Take the listing and print it in full, exactly as given.
::::
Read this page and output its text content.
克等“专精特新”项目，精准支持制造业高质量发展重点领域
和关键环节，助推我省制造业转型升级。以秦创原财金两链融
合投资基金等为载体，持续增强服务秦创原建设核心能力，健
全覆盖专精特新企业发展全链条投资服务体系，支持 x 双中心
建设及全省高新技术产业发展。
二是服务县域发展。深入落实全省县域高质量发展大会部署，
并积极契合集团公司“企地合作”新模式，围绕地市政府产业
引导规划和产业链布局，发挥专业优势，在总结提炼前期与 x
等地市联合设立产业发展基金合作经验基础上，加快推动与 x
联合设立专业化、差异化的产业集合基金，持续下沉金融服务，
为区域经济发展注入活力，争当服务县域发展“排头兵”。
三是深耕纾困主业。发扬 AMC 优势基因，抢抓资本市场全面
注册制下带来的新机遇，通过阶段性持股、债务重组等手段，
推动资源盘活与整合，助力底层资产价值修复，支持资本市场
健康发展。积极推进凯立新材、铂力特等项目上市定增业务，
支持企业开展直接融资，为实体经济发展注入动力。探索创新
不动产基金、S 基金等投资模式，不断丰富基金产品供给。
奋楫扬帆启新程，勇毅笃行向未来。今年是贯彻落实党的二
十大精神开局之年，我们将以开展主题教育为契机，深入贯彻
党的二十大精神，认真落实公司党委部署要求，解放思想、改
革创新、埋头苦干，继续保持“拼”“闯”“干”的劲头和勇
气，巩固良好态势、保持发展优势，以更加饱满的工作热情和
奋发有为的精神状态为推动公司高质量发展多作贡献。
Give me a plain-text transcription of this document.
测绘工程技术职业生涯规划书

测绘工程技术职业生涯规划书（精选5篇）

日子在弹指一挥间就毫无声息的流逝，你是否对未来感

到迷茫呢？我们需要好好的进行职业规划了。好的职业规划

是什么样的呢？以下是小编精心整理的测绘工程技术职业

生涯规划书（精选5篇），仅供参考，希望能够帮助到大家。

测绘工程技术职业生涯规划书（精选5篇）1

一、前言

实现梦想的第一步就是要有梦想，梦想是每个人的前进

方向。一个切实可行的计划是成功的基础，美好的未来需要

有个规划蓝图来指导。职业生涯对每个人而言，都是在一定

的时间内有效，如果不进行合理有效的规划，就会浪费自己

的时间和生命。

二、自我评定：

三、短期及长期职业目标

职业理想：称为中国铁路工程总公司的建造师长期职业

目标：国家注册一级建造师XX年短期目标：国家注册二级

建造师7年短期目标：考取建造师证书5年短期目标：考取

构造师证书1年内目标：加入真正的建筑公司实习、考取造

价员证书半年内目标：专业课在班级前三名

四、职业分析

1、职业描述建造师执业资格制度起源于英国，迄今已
::::
- **Finished exercise**
Read this page and output its text content.
克等“专精特新”项目，精准支持制造业高质量发展重点领域
和关键环节，助推我省制造业转型升级。以秦创原财金两链融
合投资基金等为载体，持续增强服务秦创原建设核心能力，健
全覆盖专精特新企业发展全链条投资服务体系，支持 x 双中心
建设及全省高新技术产业发展。
二是服务县域发展。深入落实全省县域高质量发展大会部署，
并积极契合集团公司“企地合作”新模式，围绕地市政府产业
引导规划和产业链布局，发挥专业优势，在总结提炼前期与 x
等地市联合设立产业发展基金合作经验基础上，加快推动与 x
联合设立专业化、差异化的产业集合基金，持续下沉金融服务，
为区域经济发展注入活力，争当服务县域发展“排头兵”。
三是深耕纾困主业。发扬 AMC 优势基因，抢抓资本市场全面
注册制下带来的新机遇，通过阶段性持股、债务重组等手段，
推动资源盘活与整合，助力底层资产价值修复，支持资本市场
健康发展。积极推进凯立新材、铂力特等项目上市定增业务，
支持企业开展直接融资，为实体经济发展注入动力。探索创新
不动产基金、S 基金等投资模式，不断丰富基金产品供给。
奋楫扬帆启新程，勇毅笃行向未来。今年是贯彻落实党的二
十大精神开局之年，我们将以开展主题教育为契机，深入贯彻
党的二十大精神，认真落实公司党委部署要求，解放思想、改
革创新、埋头苦干，继续保持“拼”“闯”“干”的劲头和勇
气，巩固良好态势、保持发展优势，以更加饱满的工作热情和
奋发有为的精神状态为推动公司高质量发展多作贡献。
Give me a plain-text transcription of this document.
测绘工程技术职业生涯规划书

测绘工程技术职业生涯规划书（精选5篇）

日子在弹指一挥间就毫无声息的流逝，你是否对未来感

到迷茫呢？我们需要好好的进行职业规划了。好的职业规划

是什么样的呢？以下是小编精心整理的测绘工程技术职业

生涯规划书（精选5篇），仅供参考，希望能够帮助到大家。

测绘工程技术职业生涯规划书（精选5篇）1

一、前言

实现梦想的第一步就是要有梦想，梦想是每个人的前进

方向。一个切实可行的计划是成功的基础，美好的未来需要

有个规划蓝图来指导。职业生涯对每个人而言，都是在一定

的时间内有效，如果不进行合理有效的规划，就会浪费自己

的时间和生命。

二、自我评定：

三、短期及长期职业目标

职业理想：称为中国铁路工程总公司的建造师长期职业

目标：国家注册一级建造师XX年短期目标：国家注册二级

建造师7年短期目标：考取建造师证书5年短期目标：考取

构造师证书1年内目标：加入真正的建筑公司实习、考取造

价员证书半年内目标：专业课在班级前三名

四、职业分析

1、职业描述建造师执业资格制度起源于英国，迄今已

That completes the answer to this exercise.